■ **Given problem**
Repeat the listing in full, exactly as it stands.

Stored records
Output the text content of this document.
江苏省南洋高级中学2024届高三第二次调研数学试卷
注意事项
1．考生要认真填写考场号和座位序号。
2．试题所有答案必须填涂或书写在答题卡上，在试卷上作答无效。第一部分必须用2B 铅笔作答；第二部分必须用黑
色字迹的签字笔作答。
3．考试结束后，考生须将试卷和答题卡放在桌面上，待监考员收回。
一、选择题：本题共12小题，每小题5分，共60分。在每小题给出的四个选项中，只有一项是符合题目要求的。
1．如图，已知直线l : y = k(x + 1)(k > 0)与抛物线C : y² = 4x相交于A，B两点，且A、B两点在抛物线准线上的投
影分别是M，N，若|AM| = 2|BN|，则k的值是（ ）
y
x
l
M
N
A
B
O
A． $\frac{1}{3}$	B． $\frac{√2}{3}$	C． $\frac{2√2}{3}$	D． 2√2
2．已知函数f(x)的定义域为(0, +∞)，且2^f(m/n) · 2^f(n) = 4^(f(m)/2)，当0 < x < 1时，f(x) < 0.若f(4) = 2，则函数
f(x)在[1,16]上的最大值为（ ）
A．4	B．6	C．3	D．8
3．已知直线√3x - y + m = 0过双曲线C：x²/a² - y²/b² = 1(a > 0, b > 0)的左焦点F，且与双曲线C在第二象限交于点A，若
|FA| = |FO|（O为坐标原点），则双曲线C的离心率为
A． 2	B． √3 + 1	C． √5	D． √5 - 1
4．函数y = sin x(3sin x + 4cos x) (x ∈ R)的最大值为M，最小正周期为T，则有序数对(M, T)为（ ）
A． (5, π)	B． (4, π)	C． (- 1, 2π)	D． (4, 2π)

■ **Reply**
Output the text content of this document.
江苏省南洋高级中学2024届高三第二次调研数学试卷
注意事项
1．考生要认真填写考场号和座位序号。
2．试题所有答案必须填涂或书写在答题卡上，在试卷上作答无效。第一部分必须用2B 铅笔作答；第二部分必须用黑
色字迹的签字笔作答。
3．考试结束后，考生须将试卷和答题卡放在桌面上，待监考员收回。
一、选择题：本题共12小题，每小题5分，共60分。在每小题给出的四个选项中，只有一项是符合题目要求的。
1．如图，已知直线l : y = k(x + 1)(k > 0)与抛物线C : y² = 4x相交于A，B两点，且A、B两点在抛物线准线上的投
影分别是M，N，若|AM| = 2|BN|，则k的值是（ ）
y
x
l
M
N
A
B
O
A． $\frac{1}{3}$	B． $\frac{√2}{3}$	C． $\frac{2√2}{3}$	D． 2√2
2．已知函数f(x)的定义域为(0, +∞)，且2^f(m/n) · 2^f(n) = 4^(f(m)/2)，当0 < x < 1时，f(x) < 0.若f(4) = 2，则函数
f(x)在[1,16]上的最大值为（ ）
A．4	B．6	C．3	D．8
3．已知直线√3x - y + m = 0过双曲线C：x²/a² - y²/b² = 1(a > 0, b > 0)的左焦点F，且与双曲线C在第二象限交于点A，若
|FA| = |FO|（O为坐标原点），则双曲线C的离心率为
A． 2	B． √3 + 1	C． √5	D． √5 - 1
4．函数y = sin x(3sin x + 4cos x) (x ∈ R)的最大值为M，最小正周期为T，则有序数对(M, T)为（ ）
A． (5, π)	B． (4, π)	C． (- 1, 2π)	D． (4, 2π)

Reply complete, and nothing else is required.